What the task asks:
Return the records that follow unaltered. Omit every picture.

* * * * * * * * *

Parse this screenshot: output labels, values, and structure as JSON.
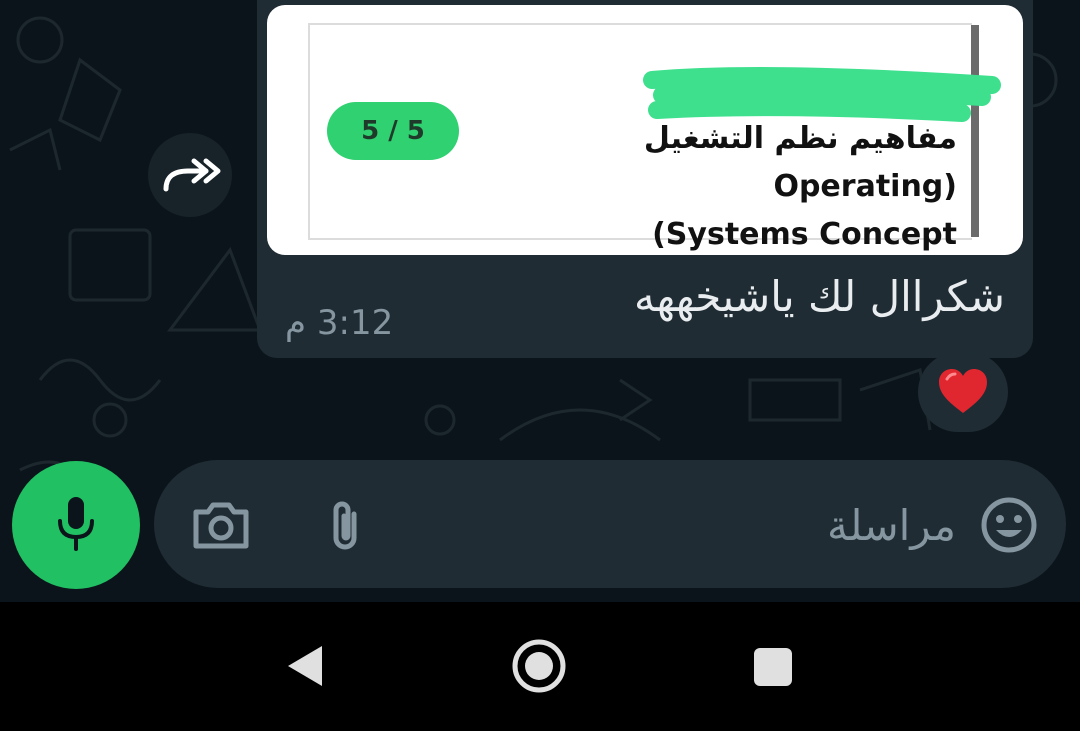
{
  "message": {
    "quoted_document": {
      "page_indicator": "5 / 5",
      "title": "مفاهيم نظم التشغيل (Operating\nSystems Concept)"
    },
    "text": "شكراال لك ياشيخههه",
    "time": "3:12 م",
    "reaction": "heart-emoji"
  },
  "composer": {
    "placeholder": "مراسلة"
  },
  "colors": {
    "background": "#0b141a",
    "bubble": "#1f2c34",
    "accent_green": "#21c063",
    "page_pill": "#2fd170",
    "scribble": "#3ee08e"
  },
  "icons": [
    "forward-icon",
    "heart-icon",
    "mic-icon",
    "emoji-icon",
    "attach-icon",
    "camera-icon",
    "back-icon",
    "home-icon",
    "recents-icon"
  ]
}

* * * * * * * * *

Result of the task:
Parse this screenshot: output labels, values, and structure as JSON.
{
  "message": {
    "quoted_document": {
      "page_indicator": "5 / 5",
      "title": "مفاهيم نظم التشغيل (Operating\nSystems Concept)"
    },
    "text": "شكراال لك ياشيخههه",
    "time": "3:12 م",
    "reaction": "heart-emoji"
  },
  "composer": {
    "placeholder": "مراسلة"
  },
  "colors": {
    "background": "#0b141a",
    "bubble": "#1f2c34",
    "accent_green": "#21c063",
    "page_pill": "#2fd170",
    "scribble": "#3ee08e"
  },
  "icons": [
    "forward-icon",
    "heart-icon",
    "mic-icon",
    "emoji-icon",
    "attach-icon",
    "camera-icon",
    "back-icon",
    "home-icon",
    "recents-icon"
  ]
}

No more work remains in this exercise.